- [YOUR GOAL]
Identify the lines that contain the word "Insertable" and copy each one.

● ● ● ● ●

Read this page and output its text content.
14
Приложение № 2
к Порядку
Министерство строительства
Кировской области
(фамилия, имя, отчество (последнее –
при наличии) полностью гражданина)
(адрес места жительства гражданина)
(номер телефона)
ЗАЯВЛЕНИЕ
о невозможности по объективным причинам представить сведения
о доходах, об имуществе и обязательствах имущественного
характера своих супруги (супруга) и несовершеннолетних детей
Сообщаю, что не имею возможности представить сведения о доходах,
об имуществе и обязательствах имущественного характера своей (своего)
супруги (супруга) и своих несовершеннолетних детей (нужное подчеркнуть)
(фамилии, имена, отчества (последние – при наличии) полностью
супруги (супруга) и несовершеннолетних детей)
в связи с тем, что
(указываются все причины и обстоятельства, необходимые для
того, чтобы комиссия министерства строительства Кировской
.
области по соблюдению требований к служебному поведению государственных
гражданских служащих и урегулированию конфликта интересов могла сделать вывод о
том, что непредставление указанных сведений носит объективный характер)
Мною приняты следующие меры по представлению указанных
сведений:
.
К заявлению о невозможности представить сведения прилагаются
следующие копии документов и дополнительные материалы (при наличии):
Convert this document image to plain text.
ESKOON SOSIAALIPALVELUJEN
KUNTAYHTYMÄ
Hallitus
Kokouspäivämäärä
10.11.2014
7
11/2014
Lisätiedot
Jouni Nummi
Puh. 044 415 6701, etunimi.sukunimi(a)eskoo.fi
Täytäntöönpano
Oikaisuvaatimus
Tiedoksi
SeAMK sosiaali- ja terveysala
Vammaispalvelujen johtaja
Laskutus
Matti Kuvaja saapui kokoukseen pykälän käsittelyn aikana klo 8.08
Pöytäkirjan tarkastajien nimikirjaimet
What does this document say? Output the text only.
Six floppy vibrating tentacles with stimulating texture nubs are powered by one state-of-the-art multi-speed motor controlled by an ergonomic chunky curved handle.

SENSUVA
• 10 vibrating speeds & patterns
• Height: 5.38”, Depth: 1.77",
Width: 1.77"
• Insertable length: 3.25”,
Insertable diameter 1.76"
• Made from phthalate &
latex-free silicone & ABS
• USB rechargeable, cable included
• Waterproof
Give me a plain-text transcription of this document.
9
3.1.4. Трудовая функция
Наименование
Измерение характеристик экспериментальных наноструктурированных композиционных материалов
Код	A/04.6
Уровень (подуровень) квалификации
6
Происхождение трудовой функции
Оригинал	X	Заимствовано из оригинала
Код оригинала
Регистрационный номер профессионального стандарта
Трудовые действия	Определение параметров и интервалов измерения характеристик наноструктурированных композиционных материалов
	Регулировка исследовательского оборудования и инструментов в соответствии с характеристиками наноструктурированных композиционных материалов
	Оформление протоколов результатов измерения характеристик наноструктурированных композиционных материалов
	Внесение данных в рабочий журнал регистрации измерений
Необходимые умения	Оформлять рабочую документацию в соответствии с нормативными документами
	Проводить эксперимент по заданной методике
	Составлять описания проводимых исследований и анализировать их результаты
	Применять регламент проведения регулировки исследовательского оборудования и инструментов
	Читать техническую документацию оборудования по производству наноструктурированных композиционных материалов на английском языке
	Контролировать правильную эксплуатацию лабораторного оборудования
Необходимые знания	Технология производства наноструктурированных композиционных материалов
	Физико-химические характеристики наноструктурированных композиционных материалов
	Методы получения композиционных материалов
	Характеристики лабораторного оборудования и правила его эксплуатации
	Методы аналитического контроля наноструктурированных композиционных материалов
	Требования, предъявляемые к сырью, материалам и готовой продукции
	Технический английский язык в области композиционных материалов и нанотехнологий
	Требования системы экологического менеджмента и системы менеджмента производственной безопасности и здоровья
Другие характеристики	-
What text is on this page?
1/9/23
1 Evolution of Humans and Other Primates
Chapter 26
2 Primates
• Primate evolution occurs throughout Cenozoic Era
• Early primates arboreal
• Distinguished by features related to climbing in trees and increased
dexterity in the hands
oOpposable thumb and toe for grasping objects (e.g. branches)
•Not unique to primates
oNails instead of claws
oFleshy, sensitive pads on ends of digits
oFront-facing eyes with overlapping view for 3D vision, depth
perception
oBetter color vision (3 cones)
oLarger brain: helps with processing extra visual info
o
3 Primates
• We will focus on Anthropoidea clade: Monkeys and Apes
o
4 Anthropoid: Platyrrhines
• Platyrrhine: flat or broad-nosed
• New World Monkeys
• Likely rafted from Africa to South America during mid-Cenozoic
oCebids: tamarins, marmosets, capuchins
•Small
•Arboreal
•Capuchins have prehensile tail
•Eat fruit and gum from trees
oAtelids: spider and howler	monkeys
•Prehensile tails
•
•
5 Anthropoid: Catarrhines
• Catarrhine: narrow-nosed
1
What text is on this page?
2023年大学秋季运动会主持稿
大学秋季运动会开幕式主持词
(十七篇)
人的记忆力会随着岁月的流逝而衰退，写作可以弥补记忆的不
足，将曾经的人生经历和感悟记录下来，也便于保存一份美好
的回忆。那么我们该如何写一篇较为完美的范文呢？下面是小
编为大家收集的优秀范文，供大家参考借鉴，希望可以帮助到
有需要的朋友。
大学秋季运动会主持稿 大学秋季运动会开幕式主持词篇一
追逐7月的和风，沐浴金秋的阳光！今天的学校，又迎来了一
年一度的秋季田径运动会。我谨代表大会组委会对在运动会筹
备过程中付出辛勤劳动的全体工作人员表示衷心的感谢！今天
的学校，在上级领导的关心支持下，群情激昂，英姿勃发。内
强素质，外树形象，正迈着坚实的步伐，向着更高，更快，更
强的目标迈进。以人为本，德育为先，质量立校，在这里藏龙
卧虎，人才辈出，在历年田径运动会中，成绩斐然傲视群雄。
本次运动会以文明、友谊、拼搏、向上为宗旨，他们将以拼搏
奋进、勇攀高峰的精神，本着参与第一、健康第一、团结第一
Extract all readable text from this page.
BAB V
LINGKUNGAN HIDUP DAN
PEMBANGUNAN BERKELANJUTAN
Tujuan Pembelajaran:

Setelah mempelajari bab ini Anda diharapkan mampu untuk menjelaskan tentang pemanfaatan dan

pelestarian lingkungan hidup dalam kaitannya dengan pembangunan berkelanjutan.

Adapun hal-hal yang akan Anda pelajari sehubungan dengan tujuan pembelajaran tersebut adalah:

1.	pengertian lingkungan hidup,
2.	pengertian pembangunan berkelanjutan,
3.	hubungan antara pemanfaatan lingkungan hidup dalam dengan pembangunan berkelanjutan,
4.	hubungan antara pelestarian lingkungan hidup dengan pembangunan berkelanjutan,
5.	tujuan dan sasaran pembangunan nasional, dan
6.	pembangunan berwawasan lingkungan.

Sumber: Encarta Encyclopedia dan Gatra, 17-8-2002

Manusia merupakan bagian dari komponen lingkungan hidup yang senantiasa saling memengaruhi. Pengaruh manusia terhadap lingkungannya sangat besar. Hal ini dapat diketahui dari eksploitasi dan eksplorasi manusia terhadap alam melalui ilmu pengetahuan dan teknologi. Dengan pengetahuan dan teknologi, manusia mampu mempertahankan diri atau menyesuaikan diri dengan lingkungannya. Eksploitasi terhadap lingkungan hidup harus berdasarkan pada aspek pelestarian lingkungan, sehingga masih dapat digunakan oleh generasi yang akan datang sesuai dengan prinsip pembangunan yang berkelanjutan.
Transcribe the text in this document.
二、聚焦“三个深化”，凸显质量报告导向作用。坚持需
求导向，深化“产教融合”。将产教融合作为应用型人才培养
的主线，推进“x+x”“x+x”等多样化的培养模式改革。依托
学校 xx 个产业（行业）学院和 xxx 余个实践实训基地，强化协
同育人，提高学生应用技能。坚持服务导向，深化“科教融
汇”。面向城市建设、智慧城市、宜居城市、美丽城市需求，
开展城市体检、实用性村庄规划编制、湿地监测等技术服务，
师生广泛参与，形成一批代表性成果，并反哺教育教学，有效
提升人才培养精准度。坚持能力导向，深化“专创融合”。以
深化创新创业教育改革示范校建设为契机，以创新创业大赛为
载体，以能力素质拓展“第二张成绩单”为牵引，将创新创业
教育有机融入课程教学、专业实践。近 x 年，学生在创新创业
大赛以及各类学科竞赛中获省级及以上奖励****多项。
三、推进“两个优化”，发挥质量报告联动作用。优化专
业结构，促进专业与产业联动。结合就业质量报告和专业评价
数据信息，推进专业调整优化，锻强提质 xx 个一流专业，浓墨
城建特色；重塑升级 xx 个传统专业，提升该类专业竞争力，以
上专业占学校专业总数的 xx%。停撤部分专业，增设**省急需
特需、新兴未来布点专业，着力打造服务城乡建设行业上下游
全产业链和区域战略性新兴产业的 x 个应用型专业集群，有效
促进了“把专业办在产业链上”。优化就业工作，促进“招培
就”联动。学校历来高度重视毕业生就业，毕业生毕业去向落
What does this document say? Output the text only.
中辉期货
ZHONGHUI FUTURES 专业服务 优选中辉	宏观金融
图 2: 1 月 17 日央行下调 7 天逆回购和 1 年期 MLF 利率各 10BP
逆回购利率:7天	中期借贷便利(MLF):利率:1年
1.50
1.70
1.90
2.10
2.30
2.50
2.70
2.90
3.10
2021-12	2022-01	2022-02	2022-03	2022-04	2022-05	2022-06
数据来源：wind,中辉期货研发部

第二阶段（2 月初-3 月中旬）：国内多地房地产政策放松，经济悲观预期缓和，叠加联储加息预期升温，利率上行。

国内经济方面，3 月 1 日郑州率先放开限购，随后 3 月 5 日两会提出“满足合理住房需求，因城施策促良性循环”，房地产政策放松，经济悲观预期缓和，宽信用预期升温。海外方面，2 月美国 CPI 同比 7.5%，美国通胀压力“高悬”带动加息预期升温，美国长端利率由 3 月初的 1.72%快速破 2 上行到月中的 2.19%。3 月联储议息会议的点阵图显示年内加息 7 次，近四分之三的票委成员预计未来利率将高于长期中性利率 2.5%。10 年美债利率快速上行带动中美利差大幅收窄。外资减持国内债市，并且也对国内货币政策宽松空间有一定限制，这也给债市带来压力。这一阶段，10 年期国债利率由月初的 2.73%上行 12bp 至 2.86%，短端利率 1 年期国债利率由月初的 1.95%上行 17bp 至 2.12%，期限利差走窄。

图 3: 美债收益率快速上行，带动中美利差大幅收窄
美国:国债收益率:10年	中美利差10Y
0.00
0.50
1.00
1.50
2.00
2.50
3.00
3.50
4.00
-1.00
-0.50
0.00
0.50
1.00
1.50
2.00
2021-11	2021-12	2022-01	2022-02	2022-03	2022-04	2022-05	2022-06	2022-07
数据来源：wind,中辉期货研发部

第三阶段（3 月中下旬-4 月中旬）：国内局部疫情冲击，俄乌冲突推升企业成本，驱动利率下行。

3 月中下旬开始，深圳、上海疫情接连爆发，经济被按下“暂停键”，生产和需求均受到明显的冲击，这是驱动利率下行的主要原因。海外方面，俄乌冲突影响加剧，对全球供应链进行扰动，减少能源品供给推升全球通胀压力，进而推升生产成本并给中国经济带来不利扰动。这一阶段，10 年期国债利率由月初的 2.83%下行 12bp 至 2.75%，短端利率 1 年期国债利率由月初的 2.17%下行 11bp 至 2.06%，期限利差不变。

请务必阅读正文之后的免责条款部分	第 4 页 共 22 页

● ● ● ● ●

- [OUTPUT OF THE TASK]
• Insertable length: 3.25”,
Insertable diameter 1.76"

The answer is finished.